TASK STATEMENT — From the items below, pull out every line that contains the string "source" and copy each one in full.

Dataset excerpt:
((

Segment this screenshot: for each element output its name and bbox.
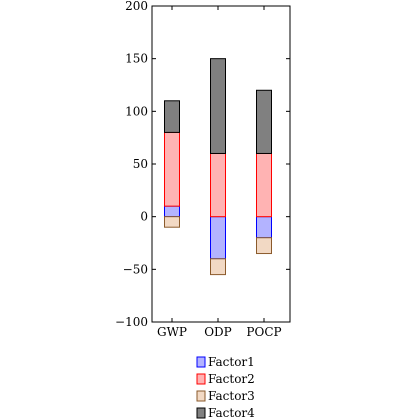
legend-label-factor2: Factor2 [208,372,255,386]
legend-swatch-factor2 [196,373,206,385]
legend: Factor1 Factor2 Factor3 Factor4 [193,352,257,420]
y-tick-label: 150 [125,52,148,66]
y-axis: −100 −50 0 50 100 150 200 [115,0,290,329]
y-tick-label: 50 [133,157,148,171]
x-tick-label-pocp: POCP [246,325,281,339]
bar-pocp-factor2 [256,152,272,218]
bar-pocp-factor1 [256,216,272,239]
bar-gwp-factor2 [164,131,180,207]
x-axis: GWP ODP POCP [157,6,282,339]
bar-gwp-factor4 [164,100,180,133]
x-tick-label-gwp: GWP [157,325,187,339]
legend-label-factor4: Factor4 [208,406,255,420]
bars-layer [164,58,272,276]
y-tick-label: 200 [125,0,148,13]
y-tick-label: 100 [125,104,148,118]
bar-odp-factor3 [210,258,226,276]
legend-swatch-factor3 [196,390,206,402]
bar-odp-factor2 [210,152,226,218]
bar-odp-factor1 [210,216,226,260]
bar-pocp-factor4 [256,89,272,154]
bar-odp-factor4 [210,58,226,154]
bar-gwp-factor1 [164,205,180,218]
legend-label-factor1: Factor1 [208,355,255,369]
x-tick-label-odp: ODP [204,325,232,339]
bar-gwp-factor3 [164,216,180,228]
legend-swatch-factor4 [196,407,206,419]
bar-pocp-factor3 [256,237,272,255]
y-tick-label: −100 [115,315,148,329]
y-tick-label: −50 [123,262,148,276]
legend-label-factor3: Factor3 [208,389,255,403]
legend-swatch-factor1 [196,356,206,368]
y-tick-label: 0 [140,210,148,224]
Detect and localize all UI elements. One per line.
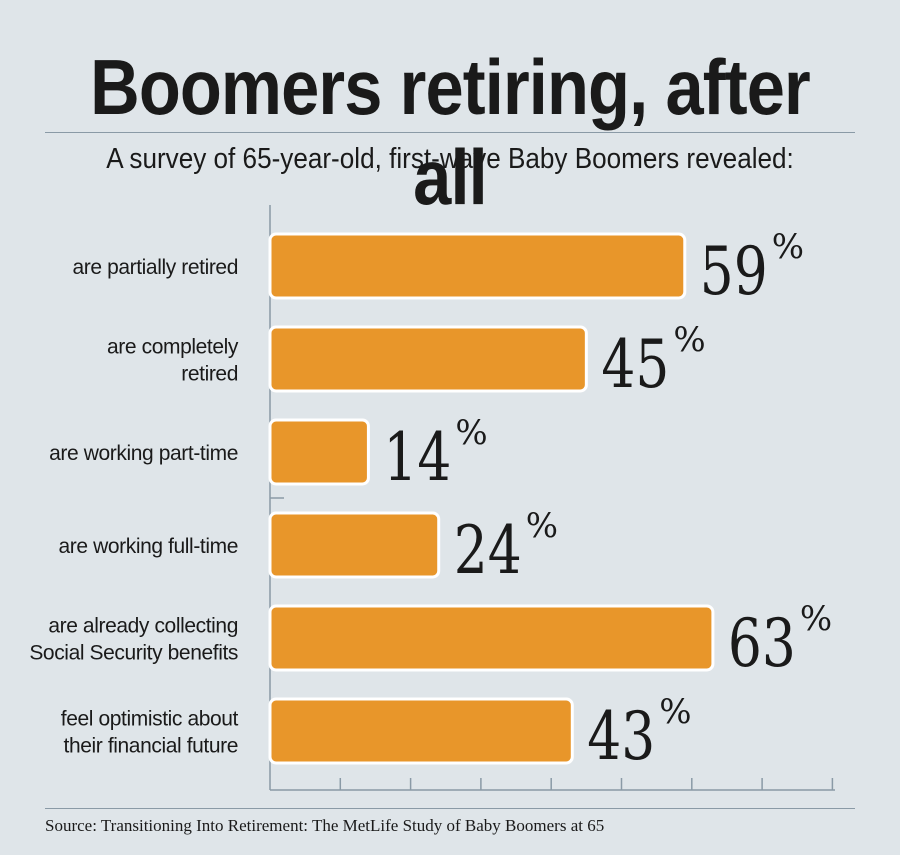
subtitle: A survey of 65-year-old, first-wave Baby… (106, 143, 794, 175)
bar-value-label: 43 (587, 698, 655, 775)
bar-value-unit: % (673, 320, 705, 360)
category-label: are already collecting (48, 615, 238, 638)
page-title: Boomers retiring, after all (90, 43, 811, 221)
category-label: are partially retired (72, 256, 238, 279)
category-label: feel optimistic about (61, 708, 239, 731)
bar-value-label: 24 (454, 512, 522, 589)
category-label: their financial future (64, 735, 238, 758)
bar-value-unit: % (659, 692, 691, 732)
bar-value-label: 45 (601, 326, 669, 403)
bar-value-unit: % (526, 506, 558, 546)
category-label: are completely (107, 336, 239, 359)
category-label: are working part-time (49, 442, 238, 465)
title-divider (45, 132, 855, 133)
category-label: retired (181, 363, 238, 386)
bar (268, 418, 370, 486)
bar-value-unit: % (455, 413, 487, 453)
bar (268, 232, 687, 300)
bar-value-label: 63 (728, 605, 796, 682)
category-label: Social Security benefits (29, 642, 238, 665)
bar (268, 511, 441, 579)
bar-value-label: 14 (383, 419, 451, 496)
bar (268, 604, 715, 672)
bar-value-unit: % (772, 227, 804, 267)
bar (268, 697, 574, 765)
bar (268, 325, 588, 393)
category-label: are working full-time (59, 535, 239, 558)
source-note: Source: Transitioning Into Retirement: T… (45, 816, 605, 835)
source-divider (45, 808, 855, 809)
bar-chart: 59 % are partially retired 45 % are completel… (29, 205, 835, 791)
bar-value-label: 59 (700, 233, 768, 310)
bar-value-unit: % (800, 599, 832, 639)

))

SOLVED PROBLEM —
source-note: Source: Transitioning Into Retirement: T… (45, 816, 605, 835)
source-divider (45, 808, 855, 809)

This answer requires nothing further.